SHORT TASK:
Convert all lines of the entries below into a Markdown table with two columns, "No." and "Text", numbering the rows in order. Omit blank lines and the pictures.

Element and bounding-box listings:
---
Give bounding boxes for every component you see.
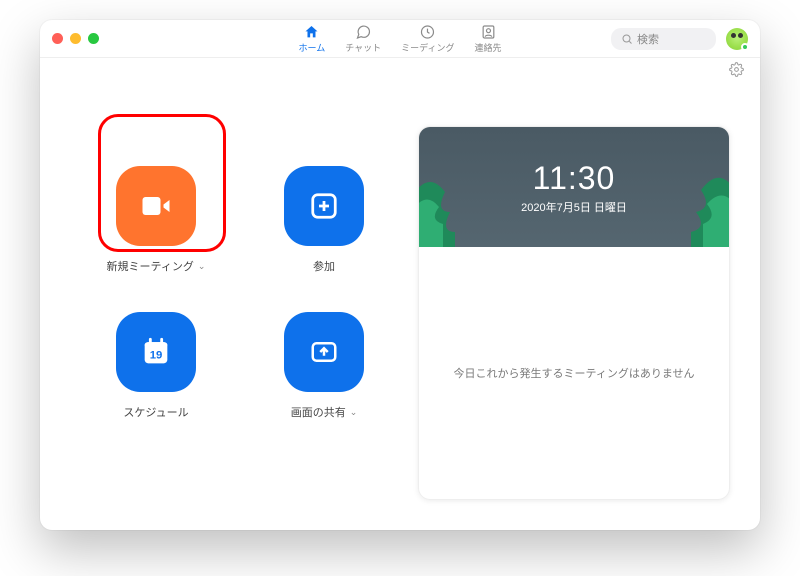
tab-contacts-label: 連絡先 — [475, 41, 502, 54]
tab-chat[interactable]: チャット — [345, 24, 381, 54]
action-tiles: 新規ミーティング ⌄ 参加 — [90, 126, 390, 500]
share-label: 画面の共有 — [291, 404, 346, 420]
tab-chat-label: チャット — [345, 41, 381, 54]
chat-icon — [355, 24, 371, 40]
search-placeholder: 検索 — [637, 31, 659, 47]
nav-tabs: ホーム チャット ミーディング 連絡先 — [298, 20, 501, 57]
toolbar — [40, 58, 760, 86]
tab-meetings[interactable]: ミーディング — [401, 24, 454, 54]
calendar-icon: 19 — [139, 335, 173, 369]
tab-home[interactable]: ホーム — [298, 24, 325, 54]
home-icon — [304, 24, 320, 40]
plant-decor-right — [663, 162, 730, 247]
chevron-down-icon[interactable]: ⌄ — [350, 407, 358, 418]
schedule-label: スケジュール — [123, 404, 188, 420]
tab-contacts[interactable]: 連絡先 — [475, 24, 502, 54]
share-screen-button[interactable]: 画面の共有 ⌄ — [258, 312, 390, 420]
upcoming-panel: 11:30 2020年7月5日 日曜日 今日これから発生するミーティングはありま… — [418, 126, 730, 500]
contacts-icon — [480, 24, 496, 40]
clock-banner: 11:30 2020年7月5日 日曜日 — [419, 127, 729, 247]
plus-icon — [309, 191, 339, 221]
search-icon — [621, 33, 633, 45]
search-input[interactable]: 検索 — [611, 28, 716, 50]
tab-home-label: ホーム — [298, 41, 325, 54]
svg-text:19: 19 — [150, 349, 163, 361]
app-window: ホーム チャット ミーディング 連絡先 — [40, 20, 760, 530]
new-meeting-button[interactable]: 新規ミーティング ⌄ — [90, 166, 222, 274]
tab-meetings-label: ミーディング — [401, 41, 454, 54]
window-controls — [52, 33, 99, 44]
avatar[interactable] — [726, 28, 748, 50]
plant-decor-left — [418, 162, 485, 247]
schedule-button[interactable]: 19 スケジュール — [90, 312, 222, 420]
presence-dot — [741, 43, 749, 51]
titlebar: ホーム チャット ミーディング 連絡先 — [40, 20, 760, 58]
join-label: 参加 — [313, 258, 335, 274]
clock-icon — [420, 24, 436, 40]
maximize-window-button[interactable] — [88, 33, 99, 44]
join-button[interactable]: 参加 — [258, 166, 390, 274]
chevron-down-icon[interactable]: ⌄ — [198, 261, 206, 272]
new-meeting-label: 新規ミーティング — [107, 258, 194, 274]
share-up-icon — [309, 337, 339, 367]
clock-time: 11:30 — [533, 160, 616, 197]
no-meetings-text: 今日これから発生するミーティングはありません — [419, 247, 729, 499]
close-window-button[interactable] — [52, 33, 63, 44]
titlebar-right: 検索 — [611, 20, 748, 57]
clock-date: 2020年7月5日 日曜日 — [521, 199, 627, 215]
gear-icon — [729, 62, 744, 77]
minimize-window-button[interactable] — [70, 33, 81, 44]
settings-button[interactable] — [729, 62, 744, 82]
video-icon — [138, 188, 174, 224]
main-body: 新規ミーティング ⌄ 参加 — [40, 86, 760, 530]
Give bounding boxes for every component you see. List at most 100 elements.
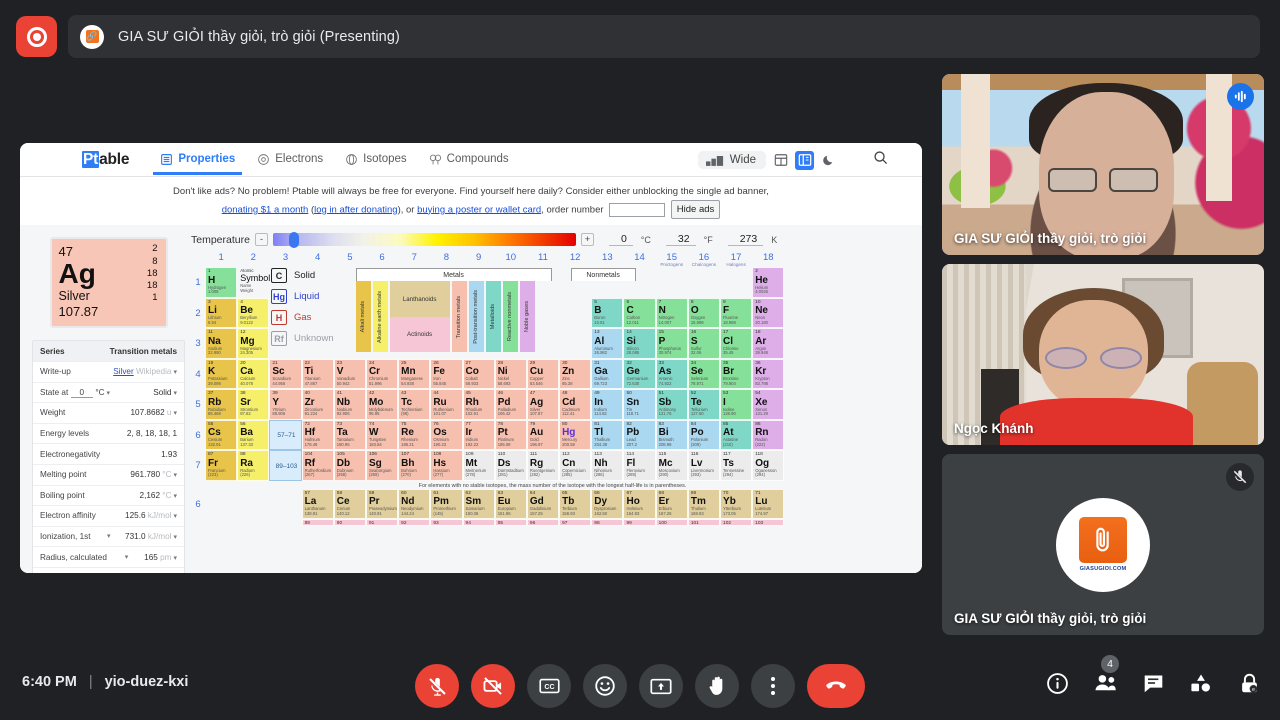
---
WRITTEN REPLY:
| No. | Text |
|---|---|
| 1 | Give bounding boxes for every component you see. |
| 2 | tab-contacts-label: 連絡先 — [475, 41, 502, 54] |
| 3 | tab-chat[interactable]: チャット — [345, 24, 381, 54] |
| 4 | action-tiles: 新規ミーティング ⌄ 参加 — [90, 126, 390, 500] |
| 5 | share-label: 画面の共有 — [291, 404, 346, 420] |
| 6 | tab-chat-label: チャット — [345, 41, 381, 54] |
| 7 | chat-icon — [355, 24, 371, 40] |
| 8 | search-placeholder: 検索 — [637, 31, 659, 47] |
| 9 | nav-tabs: ホーム チャット ミーディング 連絡先 — [298, 20, 501, 57] |
| 10 | toolbar — [40, 58, 760, 86] |
| 11 | tab-meetings[interactable]: ミーディング — [401, 24, 454, 54] |
| 12 | calendar-icon: 19 — [139, 335, 173, 369] |
| 13 | tab-home[interactable]: ホーム — [298, 24, 325, 54] |
| 14 | home-icon — [304, 24, 320, 40] |
| 15 | plant-decor-right — [663, 162, 730, 247] |
| 16 | chevron-down-icon[interactable]: ⌄ — [350, 407, 358, 418] |
| 17 | schedule-label: スケジュール — [123, 404, 188, 420] |
| 18 | tab-contacts[interactable]: 連絡先 — [475, 24, 502, 54] |
| 19 | share-screen-button[interactable]: 画面の共有 ⌄ — [258, 312, 390, 420] |
| 20 | upcoming-panel: 11:30 2020年7月5日 日曜日 今日これから発生するミーティングはありま… — [418, 126, 730, 500] |
| 21 | contacts-icon — [480, 24, 496, 40] |
| 22 | clock-banner: 11:30 2020年7月5日 日曜日 — [419, 127, 729, 247] |
| 23 | plus-icon — [309, 191, 339, 221] |
| 24 | search-icon — [621, 33, 633, 45] |
| 25 | search-input[interactable]: 検索 — [611, 28, 716, 50] |
| 26 | tab-home-label: ホーム — [298, 41, 325, 54] |
| 27 | svg-text:19: 19 — [150, 349, 163, 361] |
| 28 | app-window: ホーム チャット ミーディング 連絡先 — [40, 20, 760, 530] |
| 29 | new-meeting-button[interactable]: 新規ミーティング ⌄ — [90, 166, 222, 274] |
| 30 | tab-meetings-label: ミーディング — [401, 41, 454, 54] |
| 31 | window-controls — [52, 33, 99, 44] |
| 32 | avatar[interactable] — [726, 28, 748, 50] |
| 33 | plant-decor-left — [418, 162, 485, 247] |
| 34 | schedule-button[interactable]: 19 スケジュール — [90, 312, 222, 420] |
| 35 | presence-dot — [741, 43, 749, 51] |
| 36 | titlebar: ホーム チャット ミーディング 連絡先 — [40, 20, 760, 58] |
| 37 | join-label: 参加 — [313, 258, 335, 274] |
| 38 | clock-icon — [420, 24, 436, 40] |
| 39 | maximize-window-button[interactable] — [88, 33, 99, 44] |
| 40 | join-button[interactable]: 参加 — [258, 166, 390, 274] |
| 41 | chevron-down-icon[interactable]: ⌄ — [198, 261, 206, 272] |
| 42 | new-meeting-label: 新規ミーティング — [107, 258, 194, 274] |
| 43 | share-up-icon — [309, 337, 339, 367] |
| 44 | clock-time: 11:30 — [533, 160, 616, 197] |
| 45 | no-meetings-text: 今日これから発生するミーティングはありません — [419, 247, 729, 499] |
| 46 | close-window-button[interactable] — [52, 33, 63, 44] |
| 47 | titlebar-right: 検索 — [611, 20, 748, 57] |
| 48 | clock-date: 2020年7月5日 日曜日 — [521, 199, 627, 215] |
| 49 | gear-icon — [729, 62, 744, 77] |
| 50 | minimize-window-button[interactable] — [70, 33, 81, 44] |
| 51 | settings-button[interactable] — [729, 62, 744, 82] |
| 52 | video-icon — [138, 188, 174, 224] |
| 53 | main-body: 新規ミーティング ⌄ 参加 — [40, 86, 760, 530] |
| 54 | Give bounding boxes for every component you see. List at most 100 elements. |